* [INPUT ROWS]:
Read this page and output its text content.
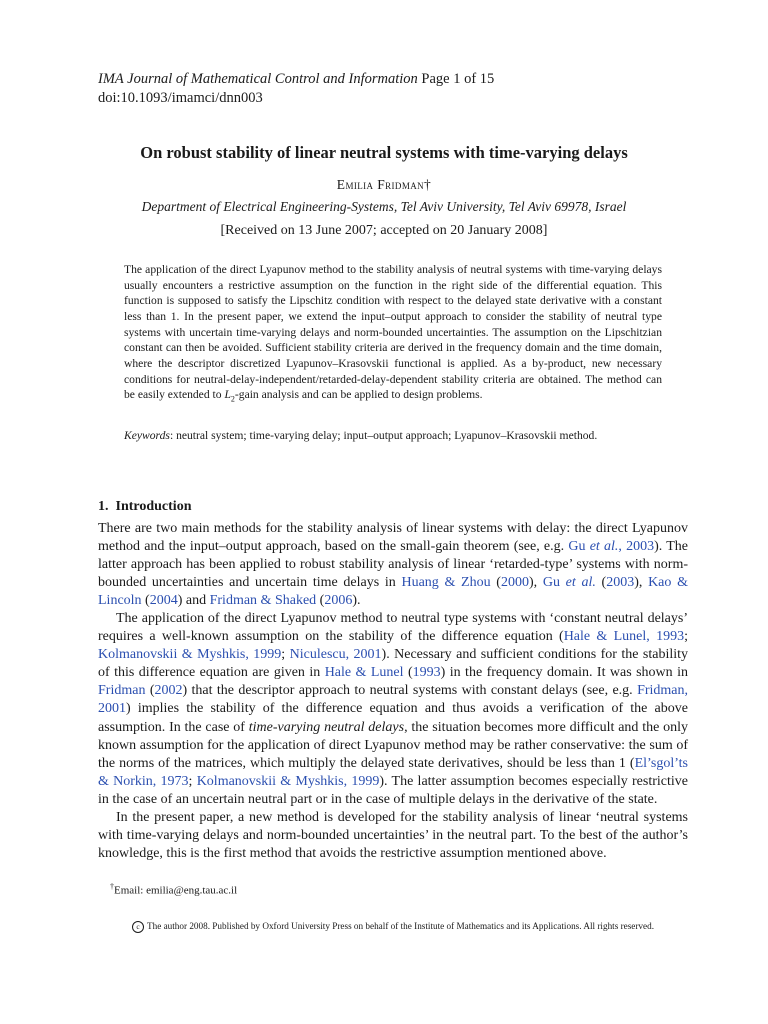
IMA Journal of Mathematical Control and Information Page 1 of 15
doi:10.1093/imamci/dnn003
On robust stability of linear neutral systems with time-varying delays
Emilia Fridman†
Department of Electrical Engineering-Systems, Tel Aviv University, Tel Aviv 69978, Israel
[Received on 13 June 2007; accepted on 20 January 2008]

The application of the direct Lyapunov method to the stability analysis of neutral systems with time-varying delays usually encounters a restrictive assumption on the function in the right side of the differential equation. This function is supposed to satisfy the Lipschitz condition with respect to the delayed state derivative with a constant less than 1. In the present paper, we extend the input–output approach to consider the stability of neutral type systems with uncertain time-varying delays and norm-bounded uncertainties. The assumption on the Lipschitzian constant can then be avoided. Sufficient stability criteria are derived in the frequency domain and the time domain, where the descriptor discretized Lyapunov–Krasovskii functional is applied. As a by-product, new necessary conditions for neutral-delay-independent/retarded-delay-dependent stability criteria are obtained. The method can be easily extended to $L_2$-gain analysis and can be applied to design problems.

Keywords: neutral system; time-varying delay; input–output approach; Lyapunov–Krasovskii method.

1. Introduction

There are two main methods for the stability analysis of linear systems with delay: the direct Lyapunov method and the input–output approach, based on the small-gain theorem (see, e.g. Gu et al., 2003). The latter approach has been applied to robust stability analysis of linear ‘retarded-type’ systems with norm-bounded uncertainties and uncertain time delays in Huang & Zhou (2000), Gu et al. (2003), Kao & Lincoln (2004) and Fridman & Shaked (2006).

The application of the direct Lyapunov method to neutral type systems with ‘constant neutral delays’ requires a well-known assumption on the stability of the difference equation (Hale & Lunel, 1993; Kolmanovskii & Myshkis, 1999; Niculescu, 2001). Necessary and sufficient conditions for the stability of this difference equation are given in Hale & Lunel (1993) in the frequency domain. It was shown in Fridman (2002) that the descriptor approach to neutral systems with constant delays (see, e.g. Fridman, 2001) implies the stability of the difference equation and thus avoids a verification of the above assumption. In the case of time-varying neutral delays, the situation becomes more difficult and the only known assumption for the application of direct Lyapunov method may be rather conservative: the sum of the norms of the matrices, which multiply the delayed state derivatives, should be less than 1 (El’sgol’ts & Norkin, 1973; Kolmanovskii & Myshkis, 1999). The latter assumption becomes especially restrictive in the case of an uncertain neutral part or in the case of multiple delays in the derivative of the state.

In the present paper, a new method is developed for the stability analysis of linear ‘neutral systems with time-varying delays and norm-bounded uncertainties’ in the neutral part. To the best of the author’s knowledge, this is the first method that avoids the restrictive assumption mentioned above.

†Email: emilia@eng.tau.ac.il
c The author 2008. Published by Oxford University Press on behalf of the Institute of Mathematics and its Applications. All rights reserved.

* [THE PROBLEM]: In the material above, find the lines that contain "University" and show them.

* [RESPONSE TO THE EXERCISE]:
Department of Electrical Engineering-Systems, Tel Aviv University, Tel Aviv 69978, Israel
c The author 2008. Published by Oxford University Press on behalf of the Institute of Mathematics and its Applications. All rights reserved.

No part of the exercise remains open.